[start RECORDS FOR THE EXERCISE]
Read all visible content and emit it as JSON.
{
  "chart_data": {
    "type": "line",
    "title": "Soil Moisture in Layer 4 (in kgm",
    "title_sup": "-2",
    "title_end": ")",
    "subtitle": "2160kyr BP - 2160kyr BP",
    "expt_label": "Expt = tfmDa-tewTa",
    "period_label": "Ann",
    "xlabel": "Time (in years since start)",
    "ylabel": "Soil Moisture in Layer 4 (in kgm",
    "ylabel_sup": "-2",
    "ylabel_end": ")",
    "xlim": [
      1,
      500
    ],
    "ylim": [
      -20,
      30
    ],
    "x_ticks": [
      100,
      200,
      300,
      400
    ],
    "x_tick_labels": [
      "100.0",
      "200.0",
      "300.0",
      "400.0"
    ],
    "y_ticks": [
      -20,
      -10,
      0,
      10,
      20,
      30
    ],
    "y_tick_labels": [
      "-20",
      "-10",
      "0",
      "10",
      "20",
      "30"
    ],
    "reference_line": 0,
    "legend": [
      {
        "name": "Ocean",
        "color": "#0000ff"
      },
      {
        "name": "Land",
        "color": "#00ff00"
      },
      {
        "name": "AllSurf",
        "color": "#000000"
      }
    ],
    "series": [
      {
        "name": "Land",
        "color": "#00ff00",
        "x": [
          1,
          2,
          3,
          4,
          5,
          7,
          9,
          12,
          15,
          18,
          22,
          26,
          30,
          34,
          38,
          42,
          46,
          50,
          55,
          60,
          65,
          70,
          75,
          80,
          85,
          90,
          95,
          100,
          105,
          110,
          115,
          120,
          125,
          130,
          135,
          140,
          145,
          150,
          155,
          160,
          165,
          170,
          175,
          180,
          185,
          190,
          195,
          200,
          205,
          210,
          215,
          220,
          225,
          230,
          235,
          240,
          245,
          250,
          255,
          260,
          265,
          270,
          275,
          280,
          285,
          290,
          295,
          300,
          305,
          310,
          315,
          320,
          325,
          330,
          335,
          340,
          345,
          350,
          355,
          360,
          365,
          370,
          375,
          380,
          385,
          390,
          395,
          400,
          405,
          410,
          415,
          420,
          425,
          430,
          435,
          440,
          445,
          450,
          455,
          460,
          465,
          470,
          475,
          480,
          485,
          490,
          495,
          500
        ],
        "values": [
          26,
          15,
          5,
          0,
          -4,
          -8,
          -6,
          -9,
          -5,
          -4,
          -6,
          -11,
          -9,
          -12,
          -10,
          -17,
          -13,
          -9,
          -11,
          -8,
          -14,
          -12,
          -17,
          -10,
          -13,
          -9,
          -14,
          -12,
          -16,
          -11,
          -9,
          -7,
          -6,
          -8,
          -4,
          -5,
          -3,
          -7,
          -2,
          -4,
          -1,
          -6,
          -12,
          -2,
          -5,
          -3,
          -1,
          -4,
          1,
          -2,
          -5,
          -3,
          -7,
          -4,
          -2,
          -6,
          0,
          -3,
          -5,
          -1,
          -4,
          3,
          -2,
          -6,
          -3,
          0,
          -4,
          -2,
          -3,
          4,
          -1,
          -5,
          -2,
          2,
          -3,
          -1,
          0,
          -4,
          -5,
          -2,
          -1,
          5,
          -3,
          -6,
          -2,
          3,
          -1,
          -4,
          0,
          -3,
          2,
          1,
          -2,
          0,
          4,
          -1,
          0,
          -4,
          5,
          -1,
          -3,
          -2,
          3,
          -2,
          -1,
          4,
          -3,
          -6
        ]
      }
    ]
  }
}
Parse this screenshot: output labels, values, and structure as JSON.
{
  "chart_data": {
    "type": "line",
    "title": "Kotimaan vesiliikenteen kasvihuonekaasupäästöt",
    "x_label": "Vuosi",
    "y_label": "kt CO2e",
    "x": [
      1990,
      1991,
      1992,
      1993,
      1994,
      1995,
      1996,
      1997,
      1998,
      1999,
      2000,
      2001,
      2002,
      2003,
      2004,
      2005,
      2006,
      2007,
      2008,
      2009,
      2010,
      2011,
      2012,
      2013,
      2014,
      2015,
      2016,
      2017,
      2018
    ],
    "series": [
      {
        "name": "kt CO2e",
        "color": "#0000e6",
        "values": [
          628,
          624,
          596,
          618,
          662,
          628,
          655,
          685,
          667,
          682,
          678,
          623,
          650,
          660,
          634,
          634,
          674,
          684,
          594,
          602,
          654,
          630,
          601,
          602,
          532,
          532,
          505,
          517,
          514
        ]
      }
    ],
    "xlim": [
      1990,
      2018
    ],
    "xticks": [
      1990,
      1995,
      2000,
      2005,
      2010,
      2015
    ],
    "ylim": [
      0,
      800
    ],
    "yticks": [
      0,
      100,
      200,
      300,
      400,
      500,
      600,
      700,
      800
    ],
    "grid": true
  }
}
[end RECORDS FOR THE EXERCISE]
GOAL: Lines of the material that contain the word "Layer" are to be gathered.

FINISHED TASK:
    "title": "Soil Moisture in Layer 4 (in kgm",
    "ylabel": "Soil Moisture in Layer 4 (in kgm",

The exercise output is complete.